◆ Dataset rows:
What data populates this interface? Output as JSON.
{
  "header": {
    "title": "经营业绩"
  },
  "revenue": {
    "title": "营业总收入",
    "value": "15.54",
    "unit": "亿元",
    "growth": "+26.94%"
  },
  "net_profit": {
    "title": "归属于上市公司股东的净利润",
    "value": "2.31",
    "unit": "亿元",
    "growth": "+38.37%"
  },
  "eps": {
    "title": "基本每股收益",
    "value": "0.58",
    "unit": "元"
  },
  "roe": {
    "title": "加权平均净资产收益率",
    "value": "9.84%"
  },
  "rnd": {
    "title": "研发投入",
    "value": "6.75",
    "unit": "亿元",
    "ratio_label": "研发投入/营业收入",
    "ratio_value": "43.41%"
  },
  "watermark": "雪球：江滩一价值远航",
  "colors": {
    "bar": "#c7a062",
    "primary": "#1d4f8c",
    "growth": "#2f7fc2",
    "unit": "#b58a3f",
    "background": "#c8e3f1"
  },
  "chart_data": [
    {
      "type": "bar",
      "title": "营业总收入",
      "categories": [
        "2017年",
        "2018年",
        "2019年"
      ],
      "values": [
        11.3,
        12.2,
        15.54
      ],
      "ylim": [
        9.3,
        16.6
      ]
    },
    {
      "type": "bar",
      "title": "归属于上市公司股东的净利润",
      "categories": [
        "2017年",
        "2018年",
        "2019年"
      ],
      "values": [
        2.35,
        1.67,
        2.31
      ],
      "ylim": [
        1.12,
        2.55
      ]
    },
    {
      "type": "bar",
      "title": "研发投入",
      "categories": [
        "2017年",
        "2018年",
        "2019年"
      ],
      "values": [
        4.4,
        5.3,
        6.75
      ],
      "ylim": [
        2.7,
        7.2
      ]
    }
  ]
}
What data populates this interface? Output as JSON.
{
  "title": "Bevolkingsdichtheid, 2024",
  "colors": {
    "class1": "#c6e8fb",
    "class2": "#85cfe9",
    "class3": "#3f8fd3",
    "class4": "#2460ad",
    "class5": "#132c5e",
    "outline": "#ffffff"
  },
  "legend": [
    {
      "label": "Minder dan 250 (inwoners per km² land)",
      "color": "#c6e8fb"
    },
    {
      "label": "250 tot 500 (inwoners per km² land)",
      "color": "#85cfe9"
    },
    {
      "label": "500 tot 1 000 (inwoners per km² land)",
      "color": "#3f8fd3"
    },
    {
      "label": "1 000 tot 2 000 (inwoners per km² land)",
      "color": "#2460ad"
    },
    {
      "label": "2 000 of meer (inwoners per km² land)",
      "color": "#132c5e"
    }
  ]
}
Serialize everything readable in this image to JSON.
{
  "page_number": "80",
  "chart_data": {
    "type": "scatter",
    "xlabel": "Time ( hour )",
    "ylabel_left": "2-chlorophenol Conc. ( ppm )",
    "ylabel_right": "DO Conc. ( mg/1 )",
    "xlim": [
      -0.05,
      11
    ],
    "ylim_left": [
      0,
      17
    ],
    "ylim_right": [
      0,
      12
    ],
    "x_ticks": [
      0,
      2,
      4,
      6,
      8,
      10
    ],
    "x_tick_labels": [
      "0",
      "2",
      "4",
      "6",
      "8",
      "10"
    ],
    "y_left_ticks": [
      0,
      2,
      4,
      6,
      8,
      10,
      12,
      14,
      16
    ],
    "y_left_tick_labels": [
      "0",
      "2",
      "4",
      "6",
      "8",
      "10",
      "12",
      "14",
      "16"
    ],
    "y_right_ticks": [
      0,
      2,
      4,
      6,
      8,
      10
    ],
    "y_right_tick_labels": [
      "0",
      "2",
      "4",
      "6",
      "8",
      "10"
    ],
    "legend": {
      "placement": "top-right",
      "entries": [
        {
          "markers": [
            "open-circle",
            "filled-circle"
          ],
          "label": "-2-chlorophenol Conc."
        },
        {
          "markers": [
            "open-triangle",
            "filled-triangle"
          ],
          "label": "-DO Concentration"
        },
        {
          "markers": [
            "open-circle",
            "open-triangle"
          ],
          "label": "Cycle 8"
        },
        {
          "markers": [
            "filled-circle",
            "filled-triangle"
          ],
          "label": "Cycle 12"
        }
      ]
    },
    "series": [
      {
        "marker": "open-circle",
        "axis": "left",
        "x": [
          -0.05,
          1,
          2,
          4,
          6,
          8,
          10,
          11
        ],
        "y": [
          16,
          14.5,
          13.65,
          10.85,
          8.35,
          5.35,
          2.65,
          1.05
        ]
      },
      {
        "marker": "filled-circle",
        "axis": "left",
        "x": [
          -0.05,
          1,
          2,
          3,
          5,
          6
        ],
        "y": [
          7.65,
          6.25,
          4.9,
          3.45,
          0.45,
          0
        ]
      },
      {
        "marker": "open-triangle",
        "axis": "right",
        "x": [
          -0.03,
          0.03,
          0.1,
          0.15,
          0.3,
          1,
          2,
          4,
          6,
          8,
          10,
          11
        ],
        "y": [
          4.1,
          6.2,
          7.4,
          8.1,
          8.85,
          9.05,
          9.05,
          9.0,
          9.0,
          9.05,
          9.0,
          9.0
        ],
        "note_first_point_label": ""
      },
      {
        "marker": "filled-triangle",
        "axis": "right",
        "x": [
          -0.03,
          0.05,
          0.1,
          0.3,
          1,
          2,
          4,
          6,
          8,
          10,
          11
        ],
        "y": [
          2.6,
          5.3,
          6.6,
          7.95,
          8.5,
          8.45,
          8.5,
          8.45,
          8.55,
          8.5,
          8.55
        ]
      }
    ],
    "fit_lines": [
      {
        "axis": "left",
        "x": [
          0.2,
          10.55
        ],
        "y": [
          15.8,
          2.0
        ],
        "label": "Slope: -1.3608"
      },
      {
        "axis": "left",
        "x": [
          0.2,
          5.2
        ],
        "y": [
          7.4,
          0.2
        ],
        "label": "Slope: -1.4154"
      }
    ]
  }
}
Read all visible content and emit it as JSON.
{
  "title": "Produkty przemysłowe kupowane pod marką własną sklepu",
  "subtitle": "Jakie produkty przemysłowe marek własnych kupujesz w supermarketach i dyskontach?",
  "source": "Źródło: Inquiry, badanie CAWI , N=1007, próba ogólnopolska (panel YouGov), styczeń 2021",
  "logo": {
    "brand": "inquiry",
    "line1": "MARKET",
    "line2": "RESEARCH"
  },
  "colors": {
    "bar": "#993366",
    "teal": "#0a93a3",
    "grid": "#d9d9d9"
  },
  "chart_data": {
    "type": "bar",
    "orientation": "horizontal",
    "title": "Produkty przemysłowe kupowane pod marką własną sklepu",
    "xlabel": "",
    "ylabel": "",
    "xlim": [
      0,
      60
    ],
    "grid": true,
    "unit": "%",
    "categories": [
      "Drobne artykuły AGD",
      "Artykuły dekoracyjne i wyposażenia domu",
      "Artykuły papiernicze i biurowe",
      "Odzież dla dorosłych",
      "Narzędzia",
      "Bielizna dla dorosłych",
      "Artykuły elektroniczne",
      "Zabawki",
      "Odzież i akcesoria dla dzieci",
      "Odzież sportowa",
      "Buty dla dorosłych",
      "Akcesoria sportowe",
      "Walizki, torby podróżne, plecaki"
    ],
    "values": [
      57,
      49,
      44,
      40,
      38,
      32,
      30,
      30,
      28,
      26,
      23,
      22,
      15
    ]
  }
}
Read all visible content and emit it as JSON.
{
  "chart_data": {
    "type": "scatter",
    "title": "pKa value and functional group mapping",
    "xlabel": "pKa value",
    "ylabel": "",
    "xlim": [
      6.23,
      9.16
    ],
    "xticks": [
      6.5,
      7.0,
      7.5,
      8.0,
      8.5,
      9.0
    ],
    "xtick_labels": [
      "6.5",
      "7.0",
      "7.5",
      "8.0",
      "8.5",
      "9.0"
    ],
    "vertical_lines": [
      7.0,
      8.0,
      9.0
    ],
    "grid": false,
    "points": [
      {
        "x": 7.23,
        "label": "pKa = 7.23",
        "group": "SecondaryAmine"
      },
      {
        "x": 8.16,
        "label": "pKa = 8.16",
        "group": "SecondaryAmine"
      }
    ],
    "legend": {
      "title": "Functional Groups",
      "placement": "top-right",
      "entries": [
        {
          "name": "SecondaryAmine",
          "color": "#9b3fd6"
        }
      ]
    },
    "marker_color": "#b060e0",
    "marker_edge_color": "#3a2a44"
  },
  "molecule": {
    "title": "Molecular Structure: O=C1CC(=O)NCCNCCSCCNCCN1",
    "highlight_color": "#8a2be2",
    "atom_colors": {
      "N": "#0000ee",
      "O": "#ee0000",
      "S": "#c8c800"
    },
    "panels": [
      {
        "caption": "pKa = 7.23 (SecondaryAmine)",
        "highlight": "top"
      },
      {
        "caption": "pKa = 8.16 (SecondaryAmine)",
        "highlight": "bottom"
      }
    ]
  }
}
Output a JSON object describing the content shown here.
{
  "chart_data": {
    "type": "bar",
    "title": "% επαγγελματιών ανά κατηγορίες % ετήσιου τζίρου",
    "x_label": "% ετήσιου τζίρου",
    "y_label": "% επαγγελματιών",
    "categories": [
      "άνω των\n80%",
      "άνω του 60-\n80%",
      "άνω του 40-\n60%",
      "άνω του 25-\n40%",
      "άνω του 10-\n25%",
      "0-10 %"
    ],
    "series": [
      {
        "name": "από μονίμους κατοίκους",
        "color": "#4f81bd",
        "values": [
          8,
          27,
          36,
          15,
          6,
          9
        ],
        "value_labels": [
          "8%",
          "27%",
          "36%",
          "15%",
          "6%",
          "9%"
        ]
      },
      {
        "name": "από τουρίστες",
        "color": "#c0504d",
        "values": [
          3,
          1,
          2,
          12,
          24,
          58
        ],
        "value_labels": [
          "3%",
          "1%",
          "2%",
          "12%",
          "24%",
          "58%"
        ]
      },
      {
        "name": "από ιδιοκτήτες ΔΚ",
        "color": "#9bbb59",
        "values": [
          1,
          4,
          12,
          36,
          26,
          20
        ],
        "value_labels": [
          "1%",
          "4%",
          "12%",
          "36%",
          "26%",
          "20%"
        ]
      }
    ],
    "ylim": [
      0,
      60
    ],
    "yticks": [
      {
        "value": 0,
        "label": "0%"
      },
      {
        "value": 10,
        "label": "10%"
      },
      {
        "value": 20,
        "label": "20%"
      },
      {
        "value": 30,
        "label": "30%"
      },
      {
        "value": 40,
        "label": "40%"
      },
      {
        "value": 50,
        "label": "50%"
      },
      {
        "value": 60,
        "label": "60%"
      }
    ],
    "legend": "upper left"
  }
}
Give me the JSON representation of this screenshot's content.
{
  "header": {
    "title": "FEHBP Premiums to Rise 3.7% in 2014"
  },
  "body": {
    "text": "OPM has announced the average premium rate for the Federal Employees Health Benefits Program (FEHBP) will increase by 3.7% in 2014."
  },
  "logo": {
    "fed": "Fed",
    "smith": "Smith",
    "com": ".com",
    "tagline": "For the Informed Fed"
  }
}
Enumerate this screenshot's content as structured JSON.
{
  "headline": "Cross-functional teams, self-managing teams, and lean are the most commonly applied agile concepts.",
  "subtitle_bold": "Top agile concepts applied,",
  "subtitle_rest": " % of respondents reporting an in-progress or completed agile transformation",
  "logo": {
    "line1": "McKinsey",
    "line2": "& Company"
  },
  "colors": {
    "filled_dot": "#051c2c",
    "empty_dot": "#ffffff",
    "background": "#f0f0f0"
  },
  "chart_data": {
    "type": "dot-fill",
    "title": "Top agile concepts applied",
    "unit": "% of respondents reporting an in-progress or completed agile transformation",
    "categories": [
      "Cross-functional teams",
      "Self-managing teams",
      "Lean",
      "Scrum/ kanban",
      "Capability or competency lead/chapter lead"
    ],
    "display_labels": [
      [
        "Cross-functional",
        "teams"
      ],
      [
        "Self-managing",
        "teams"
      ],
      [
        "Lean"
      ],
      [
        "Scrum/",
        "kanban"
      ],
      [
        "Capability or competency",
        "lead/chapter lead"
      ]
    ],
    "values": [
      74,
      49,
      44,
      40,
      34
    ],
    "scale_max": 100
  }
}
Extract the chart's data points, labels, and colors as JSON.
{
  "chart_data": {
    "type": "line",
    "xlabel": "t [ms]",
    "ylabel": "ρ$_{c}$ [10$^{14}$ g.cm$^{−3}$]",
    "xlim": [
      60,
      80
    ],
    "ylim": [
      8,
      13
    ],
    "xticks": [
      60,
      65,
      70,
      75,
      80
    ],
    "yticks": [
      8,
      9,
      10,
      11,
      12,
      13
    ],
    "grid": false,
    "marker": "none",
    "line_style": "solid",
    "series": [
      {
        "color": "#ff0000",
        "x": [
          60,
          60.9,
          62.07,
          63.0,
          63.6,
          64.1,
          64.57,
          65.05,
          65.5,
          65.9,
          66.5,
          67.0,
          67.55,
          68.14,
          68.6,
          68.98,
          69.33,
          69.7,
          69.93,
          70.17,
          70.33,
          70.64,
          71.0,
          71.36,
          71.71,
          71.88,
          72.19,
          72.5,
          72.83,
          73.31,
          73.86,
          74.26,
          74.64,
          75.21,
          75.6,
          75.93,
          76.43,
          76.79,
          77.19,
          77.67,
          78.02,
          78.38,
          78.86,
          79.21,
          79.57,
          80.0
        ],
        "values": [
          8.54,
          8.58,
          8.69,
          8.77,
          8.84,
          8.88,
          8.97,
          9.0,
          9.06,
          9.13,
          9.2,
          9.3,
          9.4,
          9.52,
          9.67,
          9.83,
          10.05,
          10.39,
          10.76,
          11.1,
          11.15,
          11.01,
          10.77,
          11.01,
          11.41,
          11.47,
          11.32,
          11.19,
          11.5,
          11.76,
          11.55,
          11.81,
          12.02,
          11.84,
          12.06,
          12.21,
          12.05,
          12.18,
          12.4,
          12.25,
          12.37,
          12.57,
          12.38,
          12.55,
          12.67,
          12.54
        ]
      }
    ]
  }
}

◆ Directions for this task:
For the listing above, identify each line bearing "respondents".

◆ Full answer:
  "subtitle_rest": " % of respondents reporting an in-progress or completed agile transformation",
    "unit": "% of respondents reporting an in-progress or completed agile transformation",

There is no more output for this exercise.